● **What to work on**: Keep the pictures out of the copy and print all the entries below exactly.

(Dataset items)
/---
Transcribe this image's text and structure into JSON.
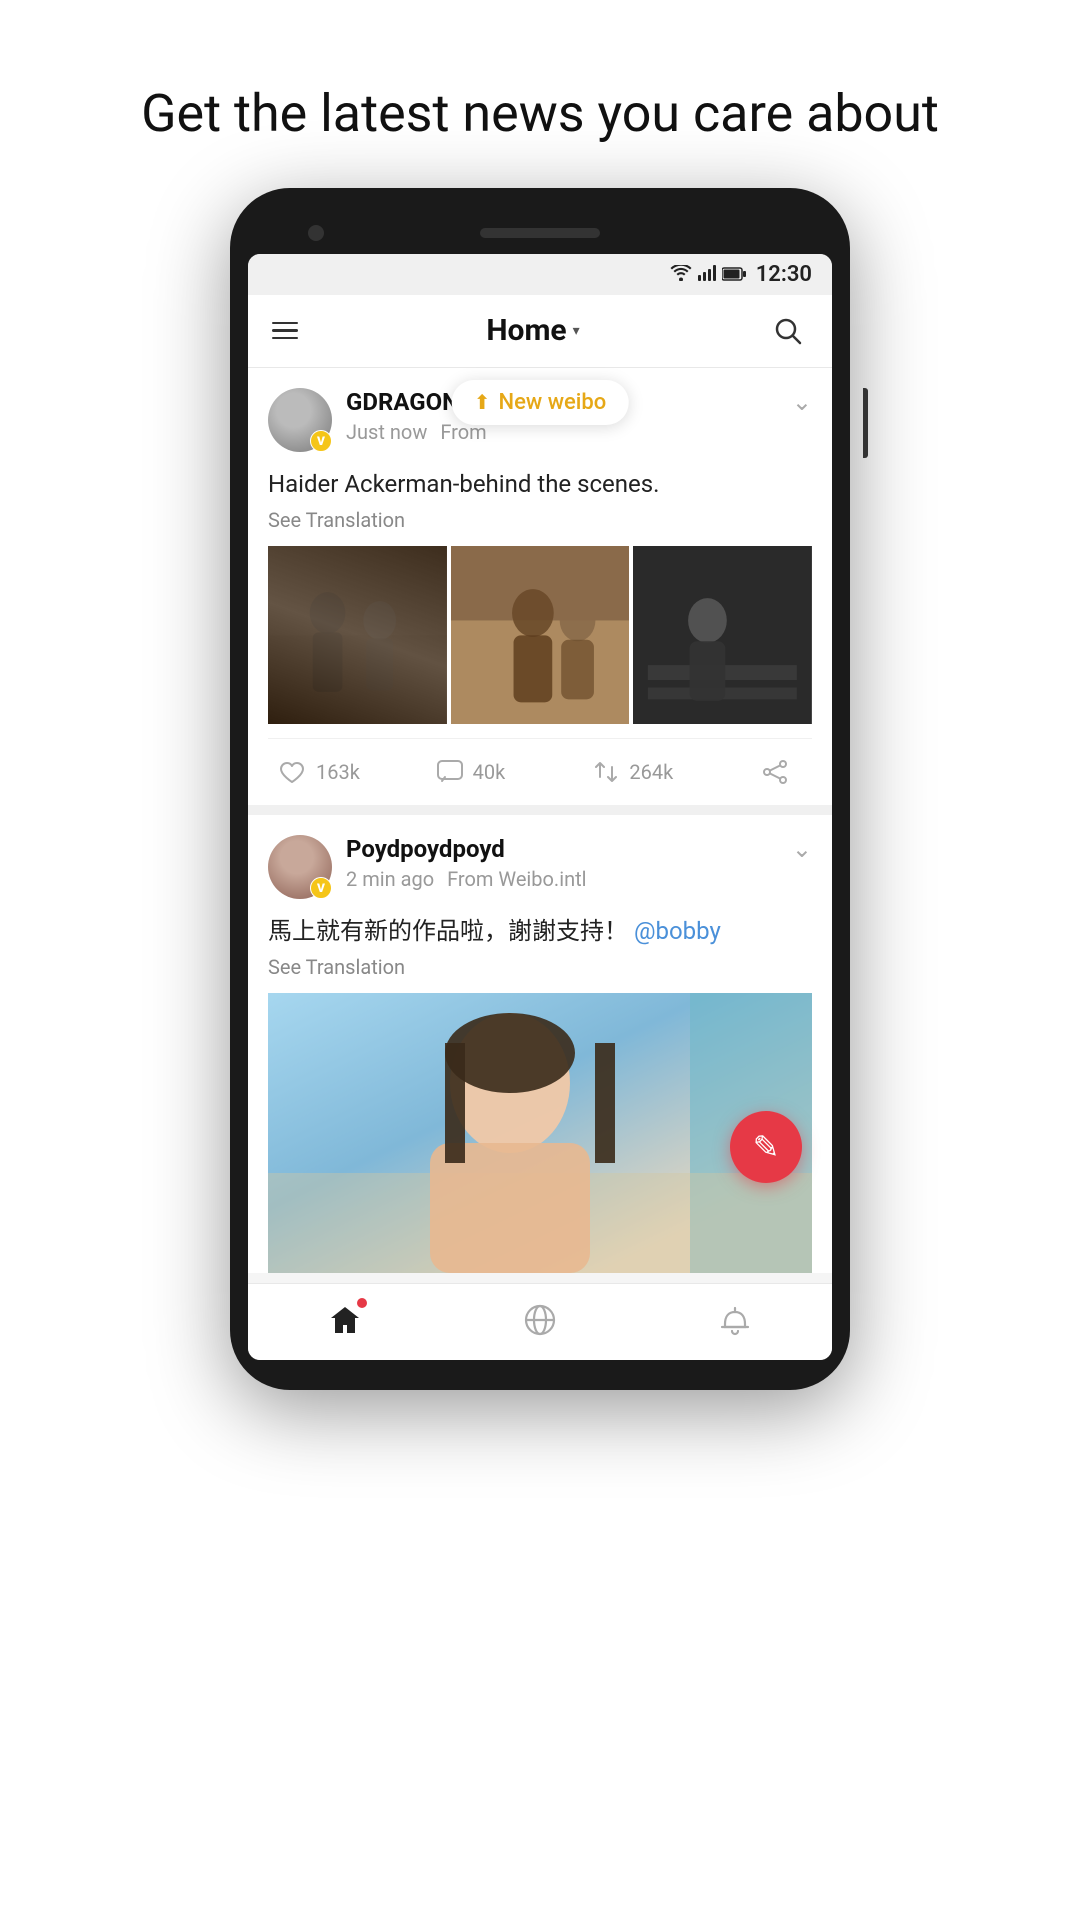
{
  "page": {
    "headline": "Get the latest news you care about"
  },
  "status_bar": {
    "time": "12:30"
  },
  "app_bar": {
    "menu_label": "Menu",
    "title": "Home",
    "dropdown_symbol": "▾",
    "search_label": "Search"
  },
  "new_weibo_toast": {
    "label": "New weibo"
  },
  "posts": [
    {
      "id": "post1",
      "username": "GDRAGON",
      "timestamp": "Just now",
      "source": "From",
      "verified": true,
      "text": "Haider Ackerman-behind the scenes.",
      "see_translation": "See Translation",
      "images": [
        "gd-scene-1",
        "gd-scene-2",
        "gd-scene-3"
      ],
      "likes": "163k",
      "comments": "40k",
      "reposts": "264k"
    },
    {
      "id": "post2",
      "username": "Poydpoydpoyd",
      "timestamp": "2 min ago",
      "source": "From Weibo.intl",
      "verified": true,
      "text": "馬上就有新的作品啦，謝謝支持！",
      "mention": "@bobby",
      "see_translation": "See Translation",
      "images": [
        "poyd-photo-1"
      ]
    }
  ],
  "fab": {
    "label": "Compose"
  },
  "bottom_nav": {
    "items": [
      {
        "id": "home",
        "label": "Home",
        "active": true
      },
      {
        "id": "explore",
        "label": "Explore",
        "active": false
      },
      {
        "id": "notifications",
        "label": "Notifications",
        "active": false
      }
    ]
  }
}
\---
● **In response**:
Transcribe this image's text and structure into JSON.
{
  "page": {
    "headline": "Get the latest news you care about"
  },
  "status_bar": {
    "time": "12:30"
  },
  "app_bar": {
    "menu_label": "Menu",
    "title": "Home",
    "dropdown_symbol": "▾",
    "search_label": "Search"
  },
  "new_weibo_toast": {
    "label": "New weibo"
  },
  "posts": [
    {
      "id": "post1",
      "username": "GDRAGON",
      "timestamp": "Just now",
      "source": "From",
      "verified": true,
      "text": "Haider Ackerman-behind the scenes.",
      "see_translation": "See Translation",
      "images": [
        "gd-scene-1",
        "gd-scene-2",
        "gd-scene-3"
      ],
      "likes": "163k",
      "comments": "40k",
      "reposts": "264k"
    },
    {
      "id": "post2",
      "username": "Poydpoydpoyd",
      "timestamp": "2 min ago",
      "source": "From Weibo.intl",
      "verified": true,
      "text": "馬上就有新的作品啦，謝謝支持！",
      "mention": "@bobby",
      "see_translation": "See Translation",
      "images": [
        "poyd-photo-1"
      ]
    }
  ],
  "fab": {
    "label": "Compose"
  },
  "bottom_nav": {
    "items": [
      {
        "id": "home",
        "label": "Home",
        "active": true
      },
      {
        "id": "explore",
        "label": "Explore",
        "active": false
      },
      {
        "id": "notifications",
        "label": "Notifications",
        "active": false
      }
    ]
  }
}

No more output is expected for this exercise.